EXERCISE: Reproduce all entries precisely as they are written.

MATERIAL PROVIDED:
----

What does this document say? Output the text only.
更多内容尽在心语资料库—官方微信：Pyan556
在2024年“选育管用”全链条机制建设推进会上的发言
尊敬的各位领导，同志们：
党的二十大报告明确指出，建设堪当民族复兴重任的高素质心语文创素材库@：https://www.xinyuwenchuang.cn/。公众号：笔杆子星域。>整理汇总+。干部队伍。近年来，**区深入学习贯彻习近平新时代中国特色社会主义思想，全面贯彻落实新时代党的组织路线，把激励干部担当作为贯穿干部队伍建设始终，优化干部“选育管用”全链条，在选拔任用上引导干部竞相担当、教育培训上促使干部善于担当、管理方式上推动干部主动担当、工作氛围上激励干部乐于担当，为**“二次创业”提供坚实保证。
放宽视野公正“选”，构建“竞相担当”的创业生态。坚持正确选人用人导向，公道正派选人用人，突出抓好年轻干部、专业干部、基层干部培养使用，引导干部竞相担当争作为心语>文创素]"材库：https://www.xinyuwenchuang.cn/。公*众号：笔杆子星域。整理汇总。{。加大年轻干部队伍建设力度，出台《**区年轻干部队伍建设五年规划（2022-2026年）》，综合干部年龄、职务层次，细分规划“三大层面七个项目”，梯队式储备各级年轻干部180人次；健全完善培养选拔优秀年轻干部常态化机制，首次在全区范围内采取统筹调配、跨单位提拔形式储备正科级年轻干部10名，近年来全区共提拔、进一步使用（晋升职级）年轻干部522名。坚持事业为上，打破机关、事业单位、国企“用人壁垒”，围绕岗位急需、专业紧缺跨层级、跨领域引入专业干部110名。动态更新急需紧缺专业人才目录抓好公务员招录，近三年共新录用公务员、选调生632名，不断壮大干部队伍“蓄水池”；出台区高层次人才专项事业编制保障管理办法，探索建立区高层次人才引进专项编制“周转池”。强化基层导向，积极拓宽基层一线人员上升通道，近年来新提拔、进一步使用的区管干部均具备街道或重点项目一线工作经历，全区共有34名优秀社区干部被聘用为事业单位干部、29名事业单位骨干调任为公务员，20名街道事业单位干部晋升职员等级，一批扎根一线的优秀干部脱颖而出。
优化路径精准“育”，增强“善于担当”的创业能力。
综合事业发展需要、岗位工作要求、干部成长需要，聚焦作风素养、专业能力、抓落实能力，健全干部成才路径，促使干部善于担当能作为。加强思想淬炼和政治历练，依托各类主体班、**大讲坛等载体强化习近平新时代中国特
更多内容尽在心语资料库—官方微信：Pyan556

----

TASK OUTPUT:
What does this document say? Output the text only.
更多内容尽在心语资料库—官方微信：Pyan556
在2024年“选育管用”全链条机制建设推进会上的发言
尊敬的各位领导，同志们：
党的二十大报告明确指出，建设堪当民族复兴重任的高素质心语文创素材库@：https://www.xinyuwenchuang.cn/。公众号：笔杆子星域。>整理汇总+。干部队伍。近年来，**区深入学习贯彻习近平新时代中国特色社会主义思想，全面贯彻落实新时代党的组织路线，把激励干部担当作为贯穿干部队伍建设始终，优化干部“选育管用”全链条，在选拔任用上引导干部竞相担当、教育培训上促使干部善于担当、管理方式上推动干部主动担当、工作氛围上激励干部乐于担当，为**“二次创业”提供坚实保证。
放宽视野公正“选”，构建“竞相担当”的创业生态。坚持正确选人用人导向，公道正派选人用人，突出抓好年轻干部、专业干部、基层干部培养使用，引导干部竞相担当争作为心语>文创素]"材库：https://www.xinyuwenchuang.cn/。公*众号：笔杆子星域。整理汇总。{。加大年轻干部队伍建设力度，出台《**区年轻干部队伍建设五年规划（2022-2026年）》，综合干部年龄、职务层次，细分规划“三大层面七个项目”，梯队式储备各级年轻干部180人次；健全完善培养选拔优秀年轻干部常态化机制，首次在全区范围内采取统筹调配、跨单位提拔形式储备正科级年轻干部10名，近年来全区共提拔、进一步使用（晋升职级）年轻干部522名。坚持事业为上，打破机关、事业单位、国企“用人壁垒”，围绕岗位急需、专业紧缺跨层级、跨领域引入专业干部110名。动态更新急需紧缺专业人才目录抓好公务员招录，近三年共新录用公务员、选调生632名，不断壮大干部队伍“蓄水池”；出台区高层次人才专项事业编制保障管理办法，探索建立区高层次人才引进专项编制“周转池”。强化基层导向，积极拓宽基层一线人员上升通道，近年来新提拔、进一步使用的区管干部均具备街道或重点项目一线工作经历，全区共有34名优秀社区干部被聘用为事业单位干部、29名事业单位骨干调任为公务员，20名街道事业单位干部晋升职员等级，一批扎根一线的优秀干部脱颖而出。
优化路径精准“育”，增强“善于担当”的创业能力。
综合事业发展需要、岗位工作要求、干部成长需要，聚焦作风素养、专业能力、抓落实能力，健全干部成才路径，促使干部善于担当能作为。加强思想淬炼和政治历练，依托各类主体班、**大讲坛等载体强化习近平新时代中国特
更多内容尽在心语资料库—官方微信：Pyan556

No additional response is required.